Searching for Real-Time Heuristic Search Algorithms
Bulitko, Vadim (University of Alberta)
Heuristic search is a core area of Artificial Intelligence with applications to planning, scheduling and game playing. Real-time heuristic search applies to search problems where plan execution needs to start before a complete solution can be computed. Since the inception of real-time heuristic search in the early 1990s a great number of algorithms have been proposed and evaluated. In this paper we break them down into building blocks and conduct a search in the space of such building blocks. Even simple tabulated and iterative searches find new real-time heuristic search algorithms outperforming manually crafted contemporary algorithms.
Machine Teaching as Search
Alfeld, Scott (University of Wisconsin – Madison) | Zhu, Xiaojin (University of Wisconsin – Madison) | Barford, Paul (University of Wisconsin – Madison and comScore, Inc.)

» **WHAT IS BEING ASKED**: Print the stretch of the paper listing above that starts at the words "Heuristic search is" and stops after "and comScore, Inc.)", word for word.

» **ENTRIES SUPPLIED**:
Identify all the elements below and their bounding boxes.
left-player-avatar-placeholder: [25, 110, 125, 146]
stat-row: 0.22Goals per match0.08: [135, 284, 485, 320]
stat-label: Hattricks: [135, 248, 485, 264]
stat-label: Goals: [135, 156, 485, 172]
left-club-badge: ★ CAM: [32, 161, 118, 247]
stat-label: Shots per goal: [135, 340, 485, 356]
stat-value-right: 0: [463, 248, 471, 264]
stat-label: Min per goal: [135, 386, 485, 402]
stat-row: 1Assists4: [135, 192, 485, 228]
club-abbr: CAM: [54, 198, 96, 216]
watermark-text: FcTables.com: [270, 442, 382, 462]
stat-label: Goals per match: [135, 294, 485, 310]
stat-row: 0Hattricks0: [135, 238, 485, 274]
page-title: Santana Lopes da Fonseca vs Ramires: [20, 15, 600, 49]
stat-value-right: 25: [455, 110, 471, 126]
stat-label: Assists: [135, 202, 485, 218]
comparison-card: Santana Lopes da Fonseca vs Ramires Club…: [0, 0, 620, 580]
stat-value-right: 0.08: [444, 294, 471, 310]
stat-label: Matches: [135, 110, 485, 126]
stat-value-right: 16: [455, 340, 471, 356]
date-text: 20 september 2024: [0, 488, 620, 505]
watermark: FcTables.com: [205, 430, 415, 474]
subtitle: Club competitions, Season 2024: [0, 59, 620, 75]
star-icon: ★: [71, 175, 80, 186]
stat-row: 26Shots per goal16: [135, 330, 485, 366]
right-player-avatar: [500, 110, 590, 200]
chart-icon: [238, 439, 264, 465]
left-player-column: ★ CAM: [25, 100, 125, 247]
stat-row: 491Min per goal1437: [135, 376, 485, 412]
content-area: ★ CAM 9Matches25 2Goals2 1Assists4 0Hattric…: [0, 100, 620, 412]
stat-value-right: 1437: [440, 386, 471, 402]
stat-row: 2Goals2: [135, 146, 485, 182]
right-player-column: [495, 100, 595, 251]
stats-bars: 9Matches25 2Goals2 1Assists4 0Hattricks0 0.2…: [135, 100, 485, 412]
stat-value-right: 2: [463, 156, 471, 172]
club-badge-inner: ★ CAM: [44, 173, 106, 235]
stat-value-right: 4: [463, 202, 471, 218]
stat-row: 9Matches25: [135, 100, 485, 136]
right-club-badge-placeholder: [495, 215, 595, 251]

» **SOLUTION**:
Heuristic search is a core area of Artificial Intelligence with applications to planning, scheduling and game playing. Real-time heuristic search applies to search problems where plan execution needs to start before a complete solution can be computed. Since the inception of real-time heuristic search in the early 1990s a great number of algorithms have been proposed and evaluated. In this paper we break them down into building blocks and conduct a search in the space of such building blocks. Even simple tabulated and iterative searches find new real-time heuristic search algorithms outperforming manually crafted contemporary algorithms.
Machine Teaching as Search
Alfeld, Scott (University of Wisconsin – Madison) | Zhu, Xiaojin (University of Wisconsin – Madison) | Barford, Paul (University of Wisconsin – Madison and comScore, Inc.)